I had to dust off my old HP calc for this and came up with an assumed 3000
ft runway being 157 ft higher at one end than the other?!?. Where is this
"home airport"?

You shouldn't need a calculator for this one. 3 degrees is 1:20. Just
like an ILS glide slope.

A downwind take-off into higher terrain is a bad thing.
There are no hard and fast rules. With a landing on a
one-way runway or with a tailwind, there will be a point at
which a go-around can be made safely and once you are below
that point, a landing is your only option. That's why
mountain and hill flying is a challenge



"Tony Cox" wrote in message
ups.com...
| Here's a problem which seems to have a non-trivial
solution.
| At least, I've not been able to find a definitive answer
to it, but
| what do I know??
|
| Suppose one wishes to land at an airport with a runway
| that slopes at X degrees. The wind -- assumed to be
directly
| aligned with the runway -- is Y knots from the "high" end
of
| the runway.
|
| Clearly, if Y is positive, one should try to land in the
| "up-slope" direction to minimize one's ground roll. One
| will be landing "up" and into a headwind. But what if
| Y is negative? Clearly, if Y is just a few knots neg, one
would
| still land "up-slope", because the braking effect of
rolling
| out up-hill more than compensates for the higher landing
| speed due to the tail wind.
|
| If Y is negative and more substantial, which way should
| one land? At some point, it makes sense to switch to the
| other end of the runway -- landing downhill -- to take
advantage
| of the (now) headwind. But how does one establish which
way
| to land, assuming no clues from other traffic in the
pattern? The
| aim is to select a direction, given X and Y, which would
result
| in the smaller ground roll.
|
| Rule of thumb responses are interesting, but better would
be
| a full mathematical treatment. Presumably, a proper
treatment
| would need to include touch-down speed too, and perhaps
| gross weight as well.
|
| Its more than an academic question for me. My home airport
| has a 3 degree runway, and some local airports are even
| steeper.
|

He may have meant 3 % grade, that is 90 feet. I once landed
at a strip in Wyoming that was about 300 feet higher on the
south end than the north. It was a one-way runway. Can't
find it on the charts any more, they must have closed it.


"Mike Isaksen" wrote in message
news:%PyWg.2774$YD.1017@trndny09...
| "Tony Cox" wrote in message ...
| Its more than an academic question for me. My home
airport
| has a 3 degree runway, and some local airports are even
| steeper.
|
| I had to dust off my old HP calc for this and came up with
an assumed 3000
| ft runway being 157 ft higher at one end than the
other?!?. Where is this
| "home airport"?
|
|

"Tony Cox" wrote in message
ups.com...
[...]
Rule of thumb responses are interesting, but better would be
a full mathematical treatment. Presumably, a proper treatment
would need to include touch-down speed too, and perhaps
gross weight as well.

Source excerpt
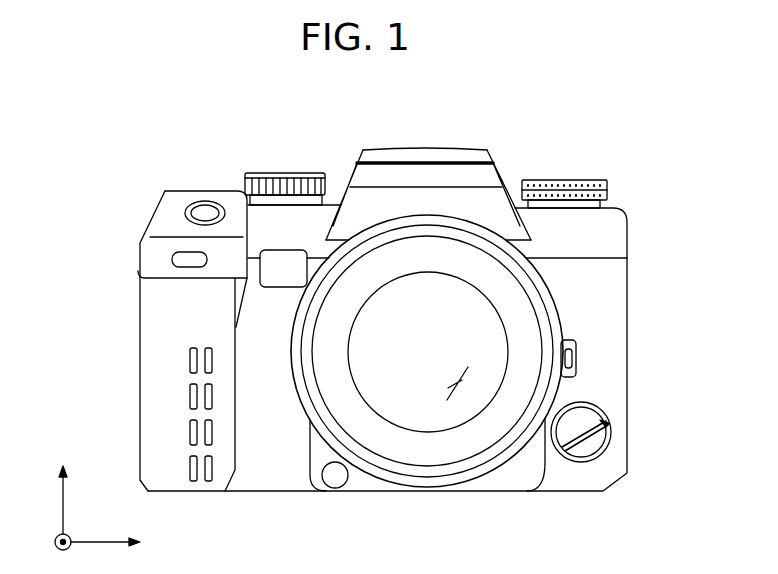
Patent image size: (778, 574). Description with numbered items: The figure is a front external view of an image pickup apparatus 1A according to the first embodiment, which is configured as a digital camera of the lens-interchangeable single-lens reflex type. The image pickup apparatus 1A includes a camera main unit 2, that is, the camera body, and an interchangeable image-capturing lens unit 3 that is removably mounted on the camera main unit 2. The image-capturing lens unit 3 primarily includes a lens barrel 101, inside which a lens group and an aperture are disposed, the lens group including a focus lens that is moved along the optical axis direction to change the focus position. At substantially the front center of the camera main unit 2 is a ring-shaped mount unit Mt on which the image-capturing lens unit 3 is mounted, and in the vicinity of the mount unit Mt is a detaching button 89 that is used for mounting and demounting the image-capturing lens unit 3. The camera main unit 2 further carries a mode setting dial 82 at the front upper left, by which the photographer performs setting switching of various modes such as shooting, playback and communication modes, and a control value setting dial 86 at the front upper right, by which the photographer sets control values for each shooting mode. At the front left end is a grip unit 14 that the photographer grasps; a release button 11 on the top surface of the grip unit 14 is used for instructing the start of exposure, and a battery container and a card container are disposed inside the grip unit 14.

Tasks to complete
a) Condense the paragraph of the sloped-runway thread that begins "A downwind take-off into higher terrain" into a short list of its main points.
b) Write the next part of the sloped-runway thread, following on from the last quoted passage.

Expected answers
a)
- Taking off downwind toward higher terrain is a bad idea.
- There are no hard and fast rules.
- When landing on a one-way runway or with a tailwind, there is a point above which a go-around can still be made safely. Below that point, landing is the only option.
- This is why mountain and hill flying is a challenge.

b)
I have occasionally thought about trying to treat the problem
mathematically, but so far haven't had enough motivation to do so. It's a
very complicated problem, mathematically speaking (assuming you're not
someone who does this sort of math on a daily basis, and I'm not). I
suspect that in addition to looking at touch-down speed and gross-weight,
along with runway slope and wind velocity, you would also have to include
some measure of braking performance (maybe this is somehow derivable from
the POH roll-out distances).

A 3 degree slope sounds pretty steep to me. Are you sure it's not 3%?

As far as general rules of thumb go, the one I've heard is that 1% of slope
is worth about 10 knots of headwind *for a takeoff*. This is not
necessarily applicable to the landing case, which is what you're asking
about, but it's at least related. In this rule of thumb, take the runway
slope in percent, multiply that by 10, and if you've got a headwind less
than that, operating downslope is better for a takeoff (upslope for a
landing, if you apply the same rule of thumb).

Personally, that rule of thumb seems optimistic to me, but I don't have any
good justification for doubting it. Still, it's worth considering the fact
that a headwind or tailwind affects the takeoff or landing differently than
slope. That is, the wind speed affects the total velocity change required,
while the slope affects the acceleration available. Even if you take off
uphill but upwind, while the acceleration will be less, so may the runway
used since you need a lower total velocity change to reach takeoff speed.
Likewise, landing downhill but upwind, yes your deceleration is less but you
also need less reduction in speed to come to a stop.

More importantly, the change in acceleration or deceleration is linear,
while the difference in total speed change is exponential.

To me, that suggests that if you're going to err, it's better to choose the
headwind over slope when in doubt, since a good headwind is beneficial to
the exponentially related parameter, while the slope is only beneficial to
the linearly related parameter.

That said, like I said I haven't taken the time to look at any of this in a
rigorous mathematical way, so I might have made a mistake in some
assumptions. Still, I have to say that the one time I ever took off
downwind but downslope, I sure used a lot more runway than I thought I was
going to.

Pete

Uphill or down, land into the wind seems to work best. Same goes with
Seaplanes and rivers, land into the wind. But....sometimes with
obstructions and whatnot it's not safe to land at all. Find another
field.

Recently, Tony Cox posted:

Here's a problem which seems to have a non-trivial solution.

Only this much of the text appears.